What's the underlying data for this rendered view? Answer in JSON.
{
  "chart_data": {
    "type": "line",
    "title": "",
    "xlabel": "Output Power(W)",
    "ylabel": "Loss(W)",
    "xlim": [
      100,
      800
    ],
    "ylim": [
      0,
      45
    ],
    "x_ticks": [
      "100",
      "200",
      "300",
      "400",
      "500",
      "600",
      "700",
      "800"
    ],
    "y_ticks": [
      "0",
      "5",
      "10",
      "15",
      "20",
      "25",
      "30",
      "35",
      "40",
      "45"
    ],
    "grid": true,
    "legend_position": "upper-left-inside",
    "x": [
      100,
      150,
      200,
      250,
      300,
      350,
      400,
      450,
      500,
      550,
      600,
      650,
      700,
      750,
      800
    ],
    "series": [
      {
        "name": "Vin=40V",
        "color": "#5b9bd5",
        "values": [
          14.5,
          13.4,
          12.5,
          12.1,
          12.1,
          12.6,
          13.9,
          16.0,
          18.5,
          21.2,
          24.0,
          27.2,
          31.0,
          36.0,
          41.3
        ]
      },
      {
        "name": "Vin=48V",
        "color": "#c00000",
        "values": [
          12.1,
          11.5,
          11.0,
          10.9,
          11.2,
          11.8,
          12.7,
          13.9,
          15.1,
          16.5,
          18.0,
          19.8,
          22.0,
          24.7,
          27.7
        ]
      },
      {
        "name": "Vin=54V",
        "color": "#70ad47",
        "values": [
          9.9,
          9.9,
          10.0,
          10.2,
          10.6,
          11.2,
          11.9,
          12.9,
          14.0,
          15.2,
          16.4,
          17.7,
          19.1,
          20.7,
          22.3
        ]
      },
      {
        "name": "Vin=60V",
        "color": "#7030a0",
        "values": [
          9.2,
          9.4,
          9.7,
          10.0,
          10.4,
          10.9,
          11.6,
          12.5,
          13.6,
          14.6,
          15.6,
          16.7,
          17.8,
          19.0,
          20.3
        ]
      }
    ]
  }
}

▶ [TASK GOAL] Recopy the entries above in their entirety, exactly.

▶ [WRITTEN SOLUTION]
What's the underlying data for this rendered view? Answer in JSON.
{
  "chart_data": {
    "type": "line",
    "title": "",
    "xlabel": "Output Power(W)",
    "ylabel": "Loss(W)",
    "xlim": [
      100,
      800
    ],
    "ylim": [
      0,
      45
    ],
    "x_ticks": [
      "100",
      "200",
      "300",
      "400",
      "500",
      "600",
      "700",
      "800"
    ],
    "y_ticks": [
      "0",
      "5",
      "10",
      "15",
      "20",
      "25",
      "30",
      "35",
      "40",
      "45"
    ],
    "grid": true,
    "legend_position": "upper-left-inside",
    "x": [
      100,
      150,
      200,
      250,
      300,
      350,
      400,
      450,
      500,
      550,
      600,
      650,
      700,
      750,
      800
    ],
    "series": [
      {
        "name": "Vin=40V",
        "color": "#5b9bd5",
        "values": [
          14.5,
          13.4,
          12.5,
          12.1,
          12.1,
          12.6,
          13.9,
          16.0,
          18.5,
          21.2,
          24.0,
          27.2,
          31.0,
          36.0,
          41.3
        ]
      },
      {
        "name": "Vin=48V",
        "color": "#c00000",
        "values": [
          12.1,
          11.5,
          11.0,
          10.9,
          11.2,
          11.8,
          12.7,
          13.9,
          15.1,
          16.5,
          18.0,
          19.8,
          22.0,
          24.7,
          27.7
        ]
      },
      {
        "name": "Vin=54V",
        "color": "#70ad47",
        "values": [
          9.9,
          9.9,
          10.0,
          10.2,
          10.6,
          11.2,
          11.9,
          12.9,
          14.0,
          15.2,
          16.4,
          17.7,
          19.1,
          20.7,
          22.3
        ]
      },
      {
        "name": "Vin=60V",
        "color": "#7030a0",
        "values": [
          9.2,
          9.4,
          9.7,
          10.0,
          10.4,
          10.9,
          11.6,
          12.5,
          13.6,
          14.6,
          15.6,
          16.7,
          17.8,
          19.0,
          20.3
        ]
      }
    ]
  }
}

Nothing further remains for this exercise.